◆ **What is needed**:
Omit the images, then print each record below exactly as it reads.

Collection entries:

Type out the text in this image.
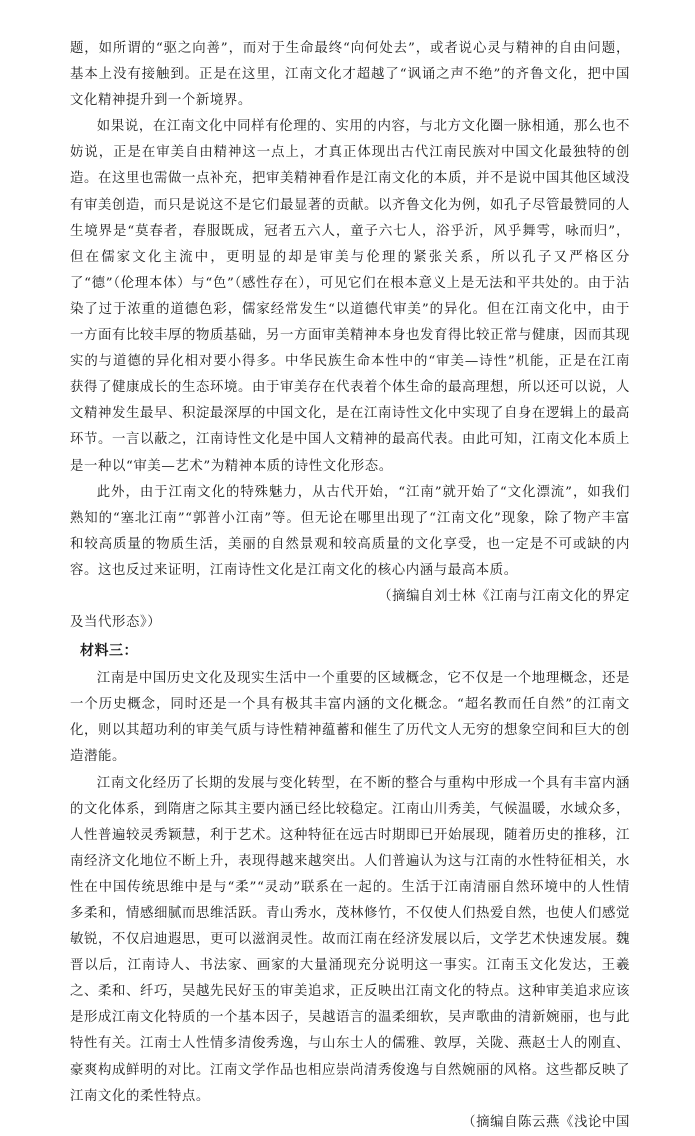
题，如所谓的“驱之向善”，而对于生命最终“向何处去”，或者说心灵与精神的自由问题，基本上没有接触到。正是在这里，江南文化才超越了“讽诵之声不绝”的齐鲁文化，把中国文化精神提升到一个新境界。

如果说，在江南文化中同样有伦理的、实用的内容，与北方文化圈一脉相通，那么也不妨说，正是在审美自由精神这一点上，才真正体现出古代江南民族对中国文化最独特的创造。在这里也需做一点补充，把审美精神看作是江南文化的本质，并不是说中国其他区域没有审美创造，而只是说这不是它们最显著的贡献。以齐鲁文化为例，如孔子尽管最赞同的人生境界是“莫春者，春服既成，冠者五六人，童子六七人，浴乎沂，风乎舞雩，咏而归”，但在儒家文化主流中，更明显的却是审美与伦理的紧张关系，所以孔子又严格区分了“德”（伦理本体）与“色”（感性存在），可见它们在根本意义上是无法和平共处的。由于沾染了过于浓重的道德色彩，儒家经常发生“以道德代审美”的异化。但在江南文化中，由于一方面有比较丰厚的物质基础，另一方面审美精神本身也发育得比较正常与健康，因而其现实的与道德的异化相对要小得多。中华民族生命本性中的“审美—诗性”机能，正是在江南获得了健康成长的生态环境。由于审美存在代表着个体生命的最高理想，所以还可以说，人文精神发生最早、积淀最深厚的中国文化，是在江南诗性文化中实现了自身在逻辑上的最高环节。一言以蔽之，江南诗性文化是中国人文精神的最高代表。由此可知，江南文化本质上是一种以“审美—艺术”为精神本质的诗性文化形态。

此外，由于江南文化的特殊魅力，从古代开始，“江南”就开始了“文化漂流”，如我们熟知的“塞北江南”“郭普小江南”等。但无论在哪里出现了“江南文化”现象，除了物产丰富和较高质量的物质生活，美丽的自然景观和较高质量的文化享受，也一定是不可或缺的内容。这也反过来证明，江南诗性文化是江南文化的核心内涵与最高本质。

（摘编自刘士林《江南与江南文化的界定

及当代形态》）

材料三：

江南是中国历史文化及现实生活中一个重要的区域概念，它不仅是一个地理概念，还是一个历史概念，同时还是一个具有极其丰富内涵的文化概念。“超名教而任自然”的江南文化，则以其超功利的审美气质与诗性精神蕴蓄和催生了历代文人无穷的想象空间和巨大的创造潜能。

江南文化经历了长期的发展与变化转型，在不断的整合与重构中形成一个具有丰富内涵的文化体系，到隋唐之际其主要内涵已经比较稳定。江南山川秀美，气候温暖，水域众多，人性普遍较灵秀颖慧，利于艺术。这种特征在远古时期即已开始展现，随着历史的推移，江南经济文化地位不断上升，表现得越来越突出。人们普遍认为这与江南的水性特征相关，水性在中国传统思维中是与“柔”“灵动”联系在一起的。生活于江南清丽自然环境中的人性情多柔和，情感细腻而思维活跃。青山秀水，茂林修竹，不仅使人们热爱自然，也使人们感觉敏锐，不仅启迪遐思，更可以滋润灵性。故而江南在经济发展以后，文学艺术快速发展。魏晋以后，江南诗人、书法家、画家的大量涌现充分说明这一事实。江南玉文化发达，王羲之、柔和、纤巧，吴越先民好玉的审美追求，正反映出江南文化的特点。这种审美追求应该是形成江南文化特质的一个基本因子，吴越语言的温柔细软，吴声歌曲的清新婉丽，也与此特性有关。江南士人性情多清俊秀逸，与山东士人的儒雅、敦厚，关陇、燕赵士人的刚直、豪爽构成鲜明的对比。江南文学作品也相应崇尚清秀俊逸与自然婉丽的风格。这些都反映了江南文化的柔性特点。

（摘编自陈云燕《浅论中国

◆ **Response to this exercise**:
Type out the text in this image.
题，如所谓的“驱之向善”，而对于生命最终“向何处去”，或者说心灵与精神的自由问题，基本上没有接触到。正是在这里，江南文化才超越了“讽诵之声不绝”的齐鲁文化，把中国文化精神提升到一个新境界。

如果说，在江南文化中同样有伦理的、实用的内容，与北方文化圈一脉相通，那么也不妨说，正是在审美自由精神这一点上，才真正体现出古代江南民族对中国文化最独特的创造。在这里也需做一点补充，把审美精神看作是江南文化的本质，并不是说中国其他区域没有审美创造，而只是说这不是它们最显著的贡献。以齐鲁文化为例，如孔子尽管最赞同的人生境界是“莫春者，春服既成，冠者五六人，童子六七人，浴乎沂，风乎舞雩，咏而归”，但在儒家文化主流中，更明显的却是审美与伦理的紧张关系，所以孔子又严格区分了“德”（伦理本体）与“色”（感性存在），可见它们在根本意义上是无法和平共处的。由于沾染了过于浓重的道德色彩，儒家经常发生“以道德代审美”的异化。但在江南文化中，由于一方面有比较丰厚的物质基础，另一方面审美精神本身也发育得比较正常与健康，因而其现实的与道德的异化相对要小得多。中华民族生命本性中的“审美—诗性”机能，正是在江南获得了健康成长的生态环境。由于审美存在代表着个体生命的最高理想，所以还可以说，人文精神发生最早、积淀最深厚的中国文化，是在江南诗性文化中实现了自身在逻辑上的最高环节。一言以蔽之，江南诗性文化是中国人文精神的最高代表。由此可知，江南文化本质上是一种以“审美—艺术”为精神本质的诗性文化形态。

此外，由于江南文化的特殊魅力，从古代开始，“江南”就开始了“文化漂流”，如我们熟知的“塞北江南”“郭普小江南”等。但无论在哪里出现了“江南文化”现象，除了物产丰富和较高质量的物质生活，美丽的自然景观和较高质量的文化享受，也一定是不可或缺的内容。这也反过来证明，江南诗性文化是江南文化的核心内涵与最高本质。

（摘编自刘士林《江南与江南文化的界定

及当代形态》）

材料三：

江南是中国历史文化及现实生活中一个重要的区域概念，它不仅是一个地理概念，还是一个历史概念，同时还是一个具有极其丰富内涵的文化概念。“超名教而任自然”的江南文化，则以其超功利的审美气质与诗性精神蕴蓄和催生了历代文人无穷的想象空间和巨大的创造潜能。

江南文化经历了长期的发展与变化转型，在不断的整合与重构中形成一个具有丰富内涵的文化体系，到隋唐之际其主要内涵已经比较稳定。江南山川秀美，气候温暖，水域众多，人性普遍较灵秀颖慧，利于艺术。这种特征在远古时期即已开始展现，随着历史的推移，江南经济文化地位不断上升，表现得越来越突出。人们普遍认为这与江南的水性特征相关，水性在中国传统思维中是与“柔”“灵动”联系在一起的。生活于江南清丽自然环境中的人性情多柔和，情感细腻而思维活跃。青山秀水，茂林修竹，不仅使人们热爱自然，也使人们感觉敏锐，不仅启迪遐思，更可以滋润灵性。故而江南在经济发展以后，文学艺术快速发展。魏晋以后，江南诗人、书法家、画家的大量涌现充分说明这一事实。江南玉文化发达，王羲之、柔和、纤巧，吴越先民好玉的审美追求，正反映出江南文化的特点。这种审美追求应该是形成江南文化特质的一个基本因子，吴越语言的温柔细软，吴声歌曲的清新婉丽，也与此特性有关。江南士人性情多清俊秀逸，与山东士人的儒雅、敦厚，关陇、燕赵士人的刚直、豪爽构成鲜明的对比。江南文学作品也相应崇尚清秀俊逸与自然婉丽的风格。这些都反映了江南文化的柔性特点。

（摘编自陈云燕《浅论中国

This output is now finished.